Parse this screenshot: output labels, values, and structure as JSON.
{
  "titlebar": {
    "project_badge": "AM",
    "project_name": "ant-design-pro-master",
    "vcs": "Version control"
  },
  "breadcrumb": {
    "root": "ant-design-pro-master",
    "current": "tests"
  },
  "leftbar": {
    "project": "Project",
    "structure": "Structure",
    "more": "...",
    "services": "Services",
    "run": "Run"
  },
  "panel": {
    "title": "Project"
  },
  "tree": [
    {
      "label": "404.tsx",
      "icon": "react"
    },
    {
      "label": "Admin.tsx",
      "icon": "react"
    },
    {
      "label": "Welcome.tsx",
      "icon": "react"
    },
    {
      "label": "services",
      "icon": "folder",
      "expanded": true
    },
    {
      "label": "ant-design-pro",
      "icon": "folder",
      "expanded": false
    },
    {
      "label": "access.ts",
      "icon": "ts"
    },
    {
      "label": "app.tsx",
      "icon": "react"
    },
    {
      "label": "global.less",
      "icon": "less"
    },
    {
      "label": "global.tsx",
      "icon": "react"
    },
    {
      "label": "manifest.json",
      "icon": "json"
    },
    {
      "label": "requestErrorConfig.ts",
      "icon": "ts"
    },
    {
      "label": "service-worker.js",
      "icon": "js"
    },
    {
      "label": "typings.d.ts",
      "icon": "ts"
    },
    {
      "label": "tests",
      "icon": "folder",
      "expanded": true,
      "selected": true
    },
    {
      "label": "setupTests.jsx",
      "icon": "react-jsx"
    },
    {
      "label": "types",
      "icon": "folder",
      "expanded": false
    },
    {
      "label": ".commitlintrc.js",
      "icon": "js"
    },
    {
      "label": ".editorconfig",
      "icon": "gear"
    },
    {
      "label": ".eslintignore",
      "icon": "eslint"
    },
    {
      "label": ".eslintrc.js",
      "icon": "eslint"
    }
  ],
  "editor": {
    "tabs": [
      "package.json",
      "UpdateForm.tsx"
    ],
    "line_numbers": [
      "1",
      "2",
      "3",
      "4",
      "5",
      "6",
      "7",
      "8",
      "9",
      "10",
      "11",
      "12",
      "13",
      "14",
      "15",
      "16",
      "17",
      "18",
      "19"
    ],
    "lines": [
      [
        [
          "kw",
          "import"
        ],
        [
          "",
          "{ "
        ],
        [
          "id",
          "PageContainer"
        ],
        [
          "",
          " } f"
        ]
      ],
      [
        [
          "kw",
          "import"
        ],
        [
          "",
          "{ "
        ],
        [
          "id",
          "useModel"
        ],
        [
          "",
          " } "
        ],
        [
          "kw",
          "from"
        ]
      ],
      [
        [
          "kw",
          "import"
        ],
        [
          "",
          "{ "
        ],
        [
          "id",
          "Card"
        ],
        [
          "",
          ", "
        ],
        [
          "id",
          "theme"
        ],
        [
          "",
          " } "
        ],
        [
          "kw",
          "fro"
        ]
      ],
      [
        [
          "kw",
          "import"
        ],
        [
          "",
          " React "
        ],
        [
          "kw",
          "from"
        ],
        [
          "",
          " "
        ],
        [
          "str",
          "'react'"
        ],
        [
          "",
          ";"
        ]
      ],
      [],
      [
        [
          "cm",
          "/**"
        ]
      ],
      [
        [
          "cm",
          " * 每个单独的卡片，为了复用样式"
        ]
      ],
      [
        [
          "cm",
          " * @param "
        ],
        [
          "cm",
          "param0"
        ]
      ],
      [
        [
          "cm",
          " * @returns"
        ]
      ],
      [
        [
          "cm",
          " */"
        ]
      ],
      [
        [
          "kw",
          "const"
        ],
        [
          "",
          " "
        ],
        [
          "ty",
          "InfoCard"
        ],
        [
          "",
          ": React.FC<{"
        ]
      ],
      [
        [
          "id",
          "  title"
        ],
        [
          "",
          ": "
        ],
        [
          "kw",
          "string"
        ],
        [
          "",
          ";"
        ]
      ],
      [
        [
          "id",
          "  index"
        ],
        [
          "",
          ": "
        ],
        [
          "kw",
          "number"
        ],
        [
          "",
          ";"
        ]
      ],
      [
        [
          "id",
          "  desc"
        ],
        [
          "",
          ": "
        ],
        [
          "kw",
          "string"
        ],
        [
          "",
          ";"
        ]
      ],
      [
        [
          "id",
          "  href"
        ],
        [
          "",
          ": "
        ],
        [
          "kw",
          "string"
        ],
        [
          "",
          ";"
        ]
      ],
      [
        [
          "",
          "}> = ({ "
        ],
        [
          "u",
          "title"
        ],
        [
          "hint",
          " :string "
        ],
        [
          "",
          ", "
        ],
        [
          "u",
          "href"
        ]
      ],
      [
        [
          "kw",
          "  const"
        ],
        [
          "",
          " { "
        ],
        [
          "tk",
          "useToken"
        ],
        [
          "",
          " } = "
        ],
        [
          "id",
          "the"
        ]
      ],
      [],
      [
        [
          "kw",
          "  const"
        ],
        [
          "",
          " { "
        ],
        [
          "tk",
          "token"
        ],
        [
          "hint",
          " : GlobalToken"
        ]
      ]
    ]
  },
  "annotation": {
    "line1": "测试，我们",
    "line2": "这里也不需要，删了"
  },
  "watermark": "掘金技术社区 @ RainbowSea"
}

▶ **Task**:
Output all of the data again, exactly.

▶ **Worked solution**:
Parse this screenshot: output labels, values, and structure as JSON.
{
  "titlebar": {
    "project_badge": "AM",
    "project_name": "ant-design-pro-master",
    "vcs": "Version control"
  },
  "breadcrumb": {
    "root": "ant-design-pro-master",
    "current": "tests"
  },
  "leftbar": {
    "project": "Project",
    "structure": "Structure",
    "more": "...",
    "services": "Services",
    "run": "Run"
  },
  "panel": {
    "title": "Project"
  },
  "tree": [
    {
      "label": "404.tsx",
      "icon": "react"
    },
    {
      "label": "Admin.tsx",
      "icon": "react"
    },
    {
      "label": "Welcome.tsx",
      "icon": "react"
    },
    {
      "label": "services",
      "icon": "folder",
      "expanded": true
    },
    {
      "label": "ant-design-pro",
      "icon": "folder",
      "expanded": false
    },
    {
      "label": "access.ts",
      "icon": "ts"
    },
    {
      "label": "app.tsx",
      "icon": "react"
    },
    {
      "label": "global.less",
      "icon": "less"
    },
    {
      "label": "global.tsx",
      "icon": "react"
    },
    {
      "label": "manifest.json",
      "icon": "json"
    },
    {
      "label": "requestErrorConfig.ts",
      "icon": "ts"
    },
    {
      "label": "service-worker.js",
      "icon": "js"
    },
    {
      "label": "typings.d.ts",
      "icon": "ts"
    },
    {
      "label": "tests",
      "icon": "folder",
      "expanded": true,
      "selected": true
    },
    {
      "label": "setupTests.jsx",
      "icon": "react-jsx"
    },
    {
      "label": "types",
      "icon": "folder",
      "expanded": false
    },
    {
      "label": ".commitlintrc.js",
      "icon": "js"
    },
    {
      "label": ".editorconfig",
      "icon": "gear"
    },
    {
      "label": ".eslintignore",
      "icon": "eslint"
    },
    {
      "label": ".eslintrc.js",
      "icon": "eslint"
    }
  ],
  "editor": {
    "tabs": [
      "package.json",
      "UpdateForm.tsx"
    ],
    "line_numbers": [
      "1",
      "2",
      "3",
      "4",
      "5",
      "6",
      "7",
      "8",
      "9",
      "10",
      "11",
      "12",
      "13",
      "14",
      "15",
      "16",
      "17",
      "18",
      "19"
    ],
    "lines": [
      [
        [
          "kw",
          "import"
        ],
        [
          "",
          "{ "
        ],
        [
          "id",
          "PageContainer"
        ],
        [
          "",
          " } f"
        ]
      ],
      [
        [
          "kw",
          "import"
        ],
        [
          "",
          "{ "
        ],
        [
          "id",
          "useModel"
        ],
        [
          "",
          " } "
        ],
        [
          "kw",
          "from"
        ]
      ],
      [
        [
          "kw",
          "import"
        ],
        [
          "",
          "{ "
        ],
        [
          "id",
          "Card"
        ],
        [
          "",
          ", "
        ],
        [
          "id",
          "theme"
        ],
        [
          "",
          " } "
        ],
        [
          "kw",
          "fro"
        ]
      ],
      [
        [
          "kw",
          "import"
        ],
        [
          "",
          " React "
        ],
        [
          "kw",
          "from"
        ],
        [
          "",
          " "
        ],
        [
          "str",
          "'react'"
        ],
        [
          "",
          ";"
        ]
      ],
      [],
      [
        [
          "cm",
          "/**"
        ]
      ],
      [
        [
          "cm",
          " * 每个单独的卡片，为了复用样式"
        ]
      ],
      [
        [
          "cm",
          " * @param "
        ],
        [
          "cm",
          "param0"
        ]
      ],
      [
        [
          "cm",
          " * @returns"
        ]
      ],
      [
        [
          "cm",
          " */"
        ]
      ],
      [
        [
          "kw",
          "const"
        ],
        [
          "",
          " "
        ],
        [
          "ty",
          "InfoCard"
        ],
        [
          "",
          ": React.FC<{"
        ]
      ],
      [
        [
          "id",
          "  title"
        ],
        [
          "",
          ": "
        ],
        [
          "kw",
          "string"
        ],
        [
          "",
          ";"
        ]
      ],
      [
        [
          "id",
          "  index"
        ],
        [
          "",
          ": "
        ],
        [
          "kw",
          "number"
        ],
        [
          "",
          ";"
        ]
      ],
      [
        [
          "id",
          "  desc"
        ],
        [
          "",
          ": "
        ],
        [
          "kw",
          "string"
        ],
        [
          "",
          ";"
        ]
      ],
      [
        [
          "id",
          "  href"
        ],
        [
          "",
          ": "
        ],
        [
          "kw",
          "string"
        ],
        [
          "",
          ";"
        ]
      ],
      [
        [
          "",
          "}> = ({ "
        ],
        [
          "u",
          "title"
        ],
        [
          "hint",
          " :string "
        ],
        [
          "",
          ", "
        ],
        [
          "u",
          "href"
        ]
      ],
      [
        [
          "kw",
          "  const"
        ],
        [
          "",
          " { "
        ],
        [
          "tk",
          "useToken"
        ],
        [
          "",
          " } = "
        ],
        [
          "id",
          "the"
        ]
      ],
      [],
      [
        [
          "kw",
          "  const"
        ],
        [
          "",
          " { "
        ],
        [
          "tk",
          "token"
        ],
        [
          "hint",
          " : GlobalToken"
        ]
      ]
    ]
  },
  "annotation": {
    "line1": "测试，我们",
    "line2": "这里也不需要，删了"
  },
  "watermark": "掘金技术社区 @ RainbowSea"
}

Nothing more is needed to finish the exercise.